- _What you will do_
Answer with one number: how many lines hold "phone".
**** Material provided ****
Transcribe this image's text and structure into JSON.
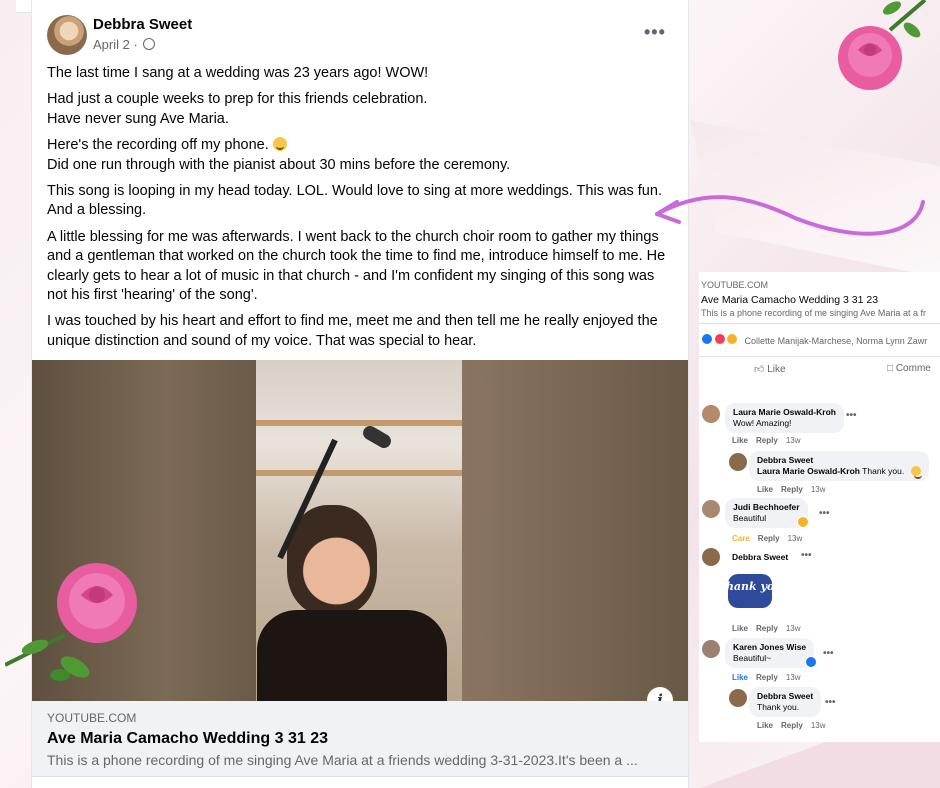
{
  "post": {
    "author": "Debbra Sweet",
    "date": "April 2 · ",
    "more": "•••",
    "paragraphs": [
      "The last time I sang at a wedding was 23 years ago! WOW!",
      "Had just a couple weeks to prep for this friends celebration.\nHave never sung Ave Maria.",
      "Here's the recording off my phone.",
      "Did one run through with the pianist about 30 mins before the ceremony.",
      "This song is looping in my head today.  LOL. Would love to sing at more weddings. This was fun.\nAnd a blessing.",
      "A little blessing for me was afterwards. I went back to the church choir room to gather my things and a gentleman that worked on the church took the time to find me, introduce himself to me. He clearly gets to hear a lot of music in that church - and I'm confident my singing of this song was not his first 'hearing' of the song'.",
      "I was touched by his heart and effort to find me, meet me and then tell me he really enjoyed the unique distinction and sound of my voice.  That was special to hear."
    ],
    "info_label": "i",
    "link": {
      "source": "YOUTUBE.COM",
      "title": "Ave Maria Camacho Wedding 3 31 23",
      "description": "This is a phone recording of me singing Ave Maria at a friends wedding 3-31-2023.It's been a ..."
    }
  },
  "panel": {
    "source": "YOUTUBE.COM",
    "title": "Ave Maria Camacho Wedding 3 31 23",
    "description": "This is a phone recording of me singing Ave Maria at a fr",
    "reactions_text": "Collette Manijak-Marchese, Norma Lynn Zawr",
    "like_label": "Like",
    "comment_label": "Comme",
    "comments": [
      {
        "name": "Laura Marie Oswald-Kroh",
        "text": "Wow! Amazing!",
        "like": "Like",
        "reply": "Reply",
        "time": "13w"
      },
      {
        "name": "Debbra Sweet",
        "tag": "Laura Marie Oswald-Kroh",
        "text": " Thank you.",
        "like": "Like",
        "reply": "Reply",
        "time": "13w"
      },
      {
        "name": "Judi Bechhoefer",
        "text": "Beautiful",
        "like": "Care",
        "reply": "Reply",
        "time": "13w"
      },
      {
        "name": "Debbra Sweet",
        "like": "Like",
        "reply": "Reply",
        "time": "13w"
      },
      {
        "name": "Karen Jones Wise",
        "text": "Beautiful~",
        "like": "Like",
        "reply": "Reply",
        "time": "13w"
      },
      {
        "name": "Debbra Sweet",
        "text": "Thank you.",
        "like": "Like",
        "reply": "Reply",
        "time": "13w"
      }
    ],
    "sticker_text": "Thank you"
  },
  "colors": {
    "accent_purple": "#c86bd8",
    "fb_blue": "#1877f2",
    "care_yellow": "#f7b125",
    "rose_pink": "#e85ca0"
  }
}
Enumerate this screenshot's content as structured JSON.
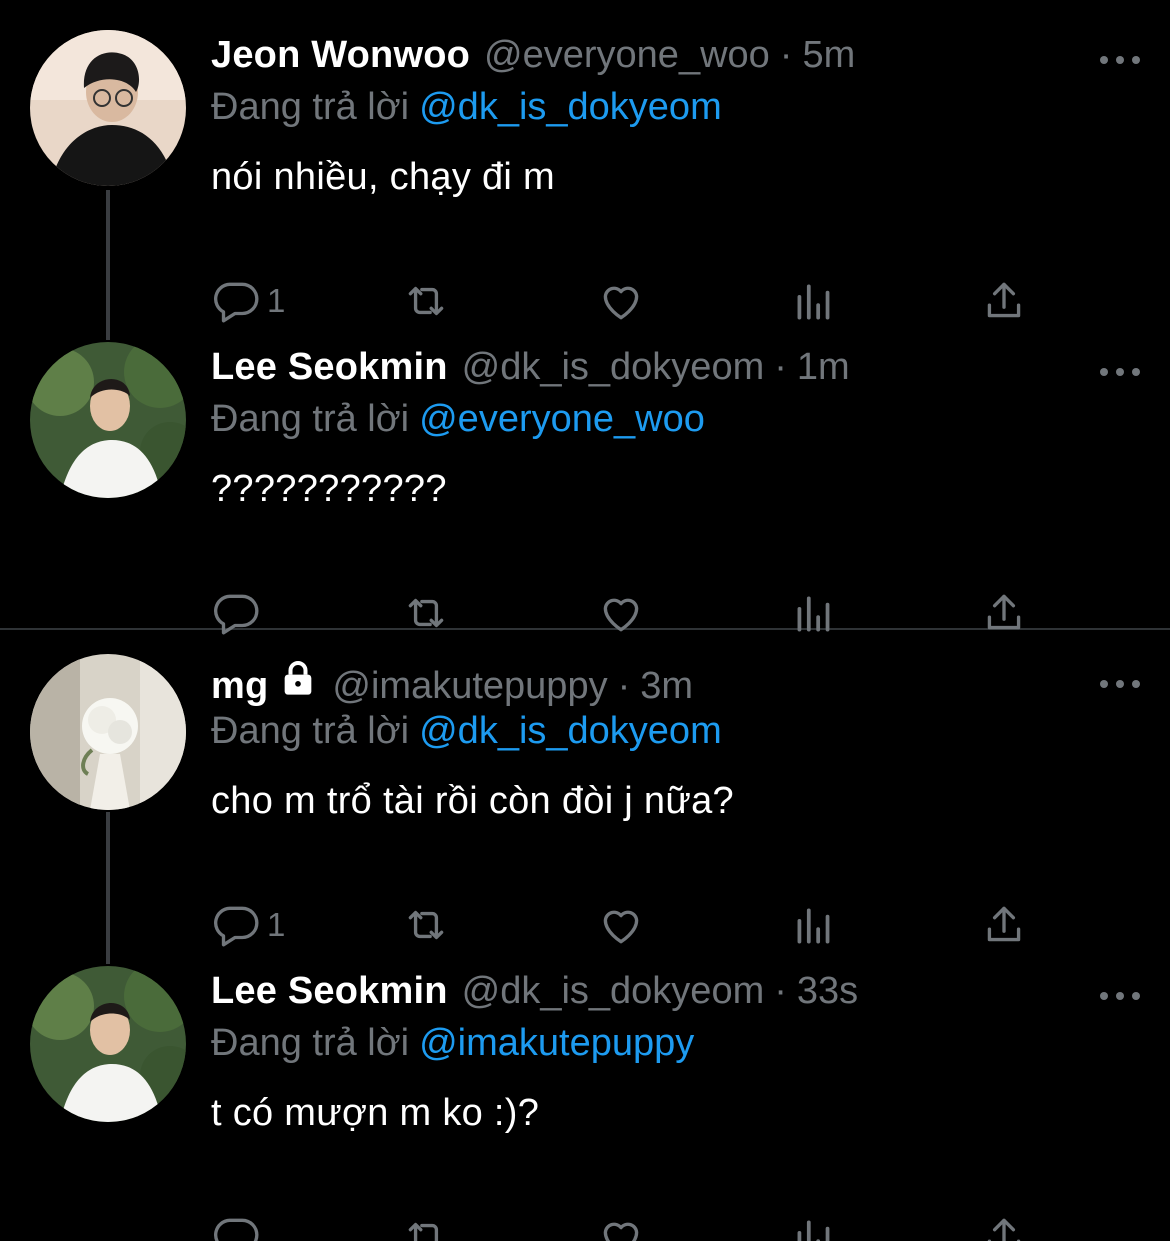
{
  "colors": {
    "background": "#000000",
    "primary_text": "#ffffff",
    "secondary_text": "#71767b",
    "mention": "#1d9bf0",
    "thread_line": "#3a3d41"
  },
  "tweets": [
    {
      "name": "Jeon Wonwoo",
      "handle": "@everyone_woo",
      "separator": "·",
      "time": "5m",
      "replying_label": "Đang trả lời",
      "replying_to": "@dk_is_dokyeom",
      "text": "nói nhiều, chạy đi m",
      "reply_count": "1",
      "locked": false
    },
    {
      "name": "Lee Seokmin",
      "handle": "@dk_is_dokyeom",
      "separator": "·",
      "time": "1m",
      "replying_label": "Đang trả lời",
      "replying_to": "@everyone_woo",
      "text": "???????????",
      "reply_count": "",
      "locked": false
    },
    {
      "name": "mg",
      "handle": "@imakutepuppy",
      "separator": "·",
      "time": "3m",
      "replying_label": "Đang trả lời",
      "replying_to": "@dk_is_dokyeom",
      "text": "cho m trổ tài rồi còn đòi j nữa?",
      "reply_count": "1",
      "locked": true
    },
    {
      "name": "Lee Seokmin",
      "handle": "@dk_is_dokyeom",
      "separator": "·",
      "time": "33s",
      "replying_label": "Đang trả lời",
      "replying_to": "@imakutepuppy",
      "text": "t có mượn m ko :)?",
      "reply_count": "",
      "locked": false
    }
  ],
  "icons": {
    "reply": "reply-icon",
    "retweet": "retweet-icon",
    "like": "heart-icon",
    "views": "views-icon",
    "share": "share-icon",
    "more": "more-icon",
    "lock": "lock-icon"
  }
}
****
- _Problem solution_
3